- _What is needed_
Copy word for word everything in the data below, from the line containing "What elements are" down to the line containing "plots: Total Soil", both lines included. Leave the picture out of your copy.

#### Information given

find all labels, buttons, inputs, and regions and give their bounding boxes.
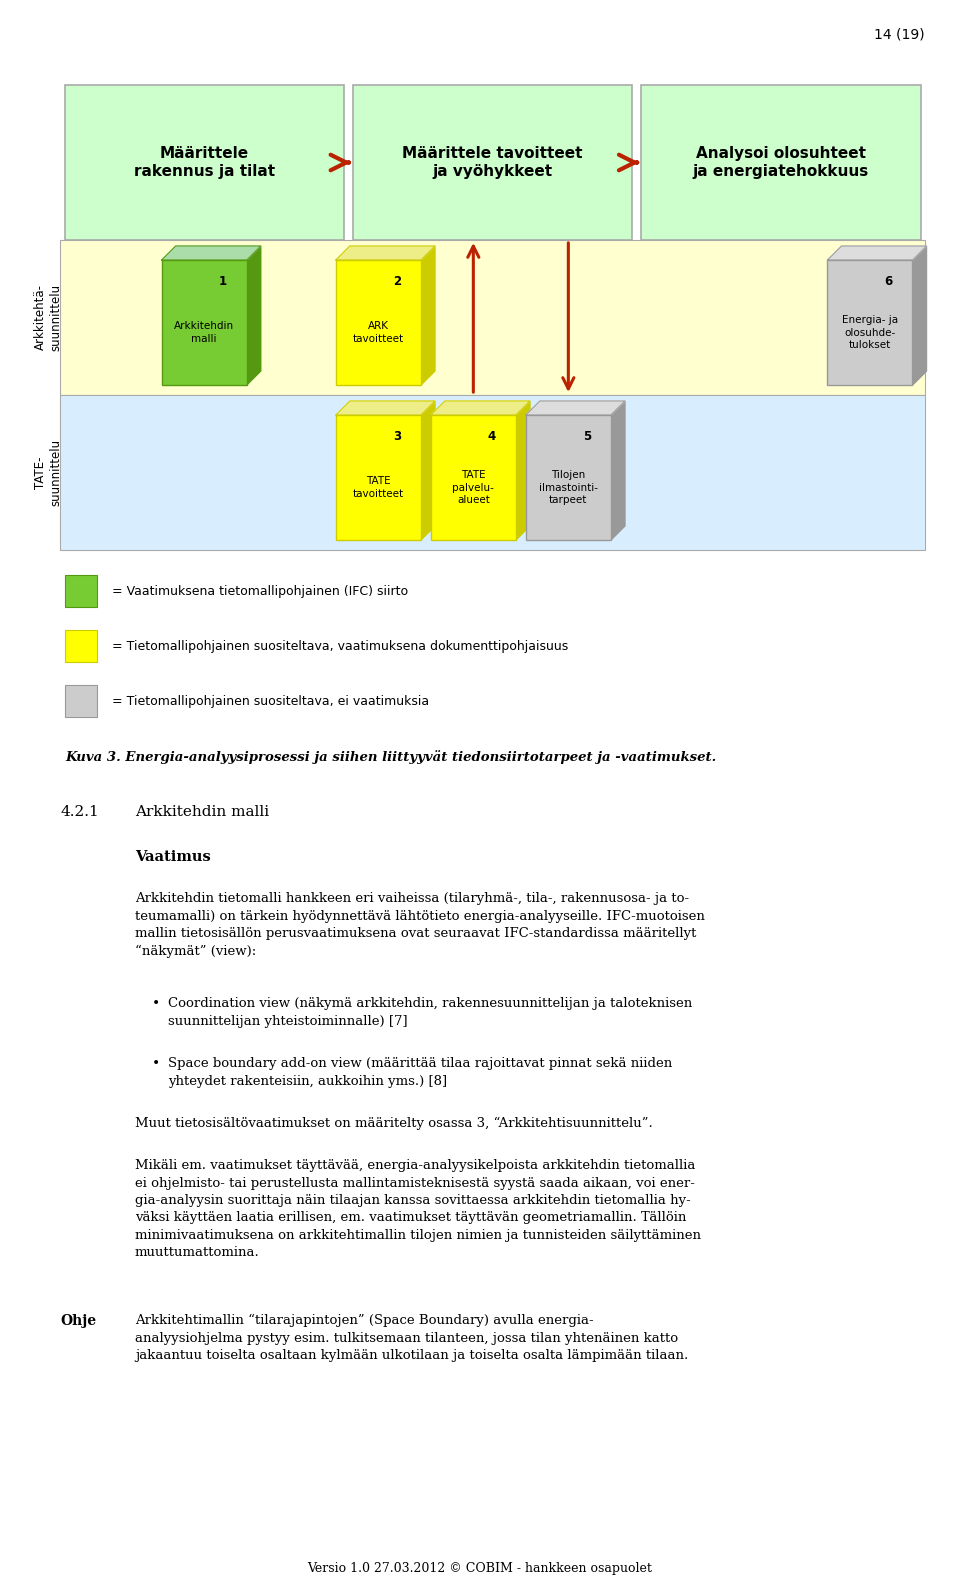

########
#### Information given

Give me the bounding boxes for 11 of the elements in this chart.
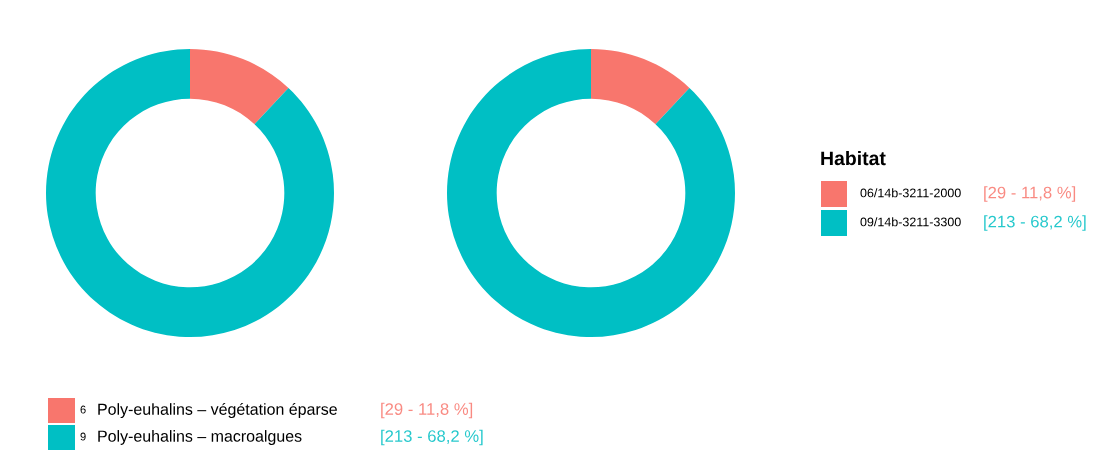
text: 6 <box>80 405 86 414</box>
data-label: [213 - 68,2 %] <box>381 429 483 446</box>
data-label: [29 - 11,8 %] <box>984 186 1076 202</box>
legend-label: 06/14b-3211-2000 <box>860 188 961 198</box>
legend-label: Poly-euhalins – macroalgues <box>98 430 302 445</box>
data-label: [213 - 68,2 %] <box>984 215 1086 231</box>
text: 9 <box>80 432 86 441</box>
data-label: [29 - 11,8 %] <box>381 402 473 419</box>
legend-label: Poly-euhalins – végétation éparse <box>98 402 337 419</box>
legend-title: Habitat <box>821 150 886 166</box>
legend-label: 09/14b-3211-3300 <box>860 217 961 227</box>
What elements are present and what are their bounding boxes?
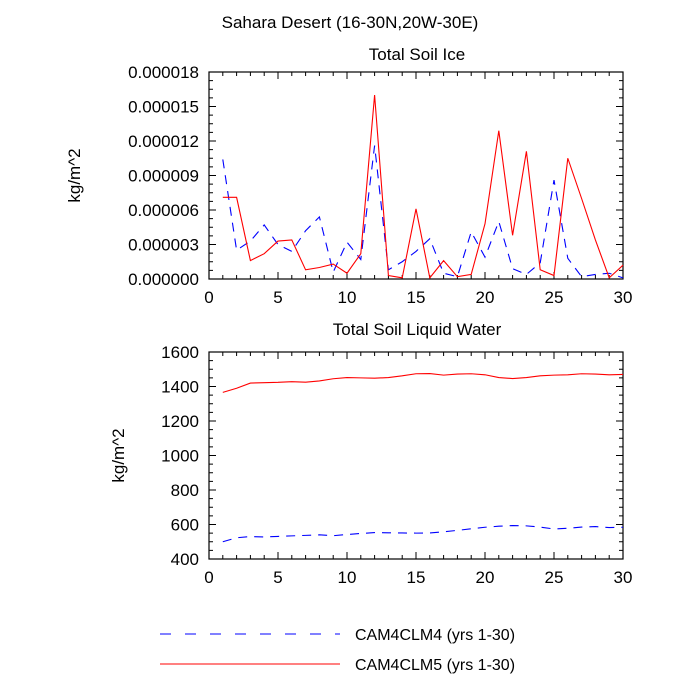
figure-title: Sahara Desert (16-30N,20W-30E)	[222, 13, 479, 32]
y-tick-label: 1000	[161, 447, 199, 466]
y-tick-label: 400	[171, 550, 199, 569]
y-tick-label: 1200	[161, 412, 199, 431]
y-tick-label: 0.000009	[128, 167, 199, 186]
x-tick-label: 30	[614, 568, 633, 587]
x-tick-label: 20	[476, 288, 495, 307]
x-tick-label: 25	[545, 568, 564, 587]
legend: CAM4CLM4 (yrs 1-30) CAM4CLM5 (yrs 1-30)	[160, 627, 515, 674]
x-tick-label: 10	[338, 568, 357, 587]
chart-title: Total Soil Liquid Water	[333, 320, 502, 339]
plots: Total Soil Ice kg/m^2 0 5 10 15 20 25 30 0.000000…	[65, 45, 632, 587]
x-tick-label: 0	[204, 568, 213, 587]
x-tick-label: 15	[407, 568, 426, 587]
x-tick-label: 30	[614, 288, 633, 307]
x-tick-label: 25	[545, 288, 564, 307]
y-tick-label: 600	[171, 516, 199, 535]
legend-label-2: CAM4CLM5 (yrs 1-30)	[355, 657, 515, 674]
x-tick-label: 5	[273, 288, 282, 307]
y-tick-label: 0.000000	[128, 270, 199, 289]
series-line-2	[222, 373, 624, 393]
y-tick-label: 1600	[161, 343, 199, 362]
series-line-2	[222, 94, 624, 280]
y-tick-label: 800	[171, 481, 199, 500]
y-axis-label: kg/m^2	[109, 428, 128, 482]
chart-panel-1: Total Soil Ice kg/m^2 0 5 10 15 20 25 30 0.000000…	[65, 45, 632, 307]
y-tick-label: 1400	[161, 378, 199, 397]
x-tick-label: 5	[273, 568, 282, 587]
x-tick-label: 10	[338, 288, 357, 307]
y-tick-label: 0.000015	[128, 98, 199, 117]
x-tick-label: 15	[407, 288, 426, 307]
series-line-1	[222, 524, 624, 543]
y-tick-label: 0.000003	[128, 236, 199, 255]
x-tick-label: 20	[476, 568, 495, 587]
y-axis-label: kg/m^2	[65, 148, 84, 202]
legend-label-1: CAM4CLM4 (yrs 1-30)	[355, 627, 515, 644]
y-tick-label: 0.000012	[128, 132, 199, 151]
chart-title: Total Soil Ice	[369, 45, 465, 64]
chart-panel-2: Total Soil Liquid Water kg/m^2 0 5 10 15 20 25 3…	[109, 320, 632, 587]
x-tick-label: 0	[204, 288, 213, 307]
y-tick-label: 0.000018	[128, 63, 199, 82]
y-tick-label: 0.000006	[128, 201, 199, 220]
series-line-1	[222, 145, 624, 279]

########

- _Result of this task_
What elements are present and what are their bounding boxes?
figure-title: Sahara Desert (16-30N,20W-30E)	[222, 13, 479, 32]
y-tick-label: 1000	[161, 447, 199, 466]
y-tick-label: 400	[171, 550, 199, 569]
y-tick-label: 1200	[161, 412, 199, 431]
y-tick-label: 0.000009	[128, 167, 199, 186]
x-tick-label: 30	[614, 568, 633, 587]
x-tick-label: 20	[476, 288, 495, 307]
x-tick-label: 25	[545, 568, 564, 587]
legend: CAM4CLM4 (yrs 1-30) CAM4CLM5 (yrs 1-30)	[160, 627, 515, 674]
x-tick-label: 10	[338, 568, 357, 587]
chart-title: Total Soil Liquid Water	[333, 320, 502, 339]
plots: Total Soil Ice kg/m^2 0 5 10 15 20 25 30 0.000000…	[65, 45, 632, 587]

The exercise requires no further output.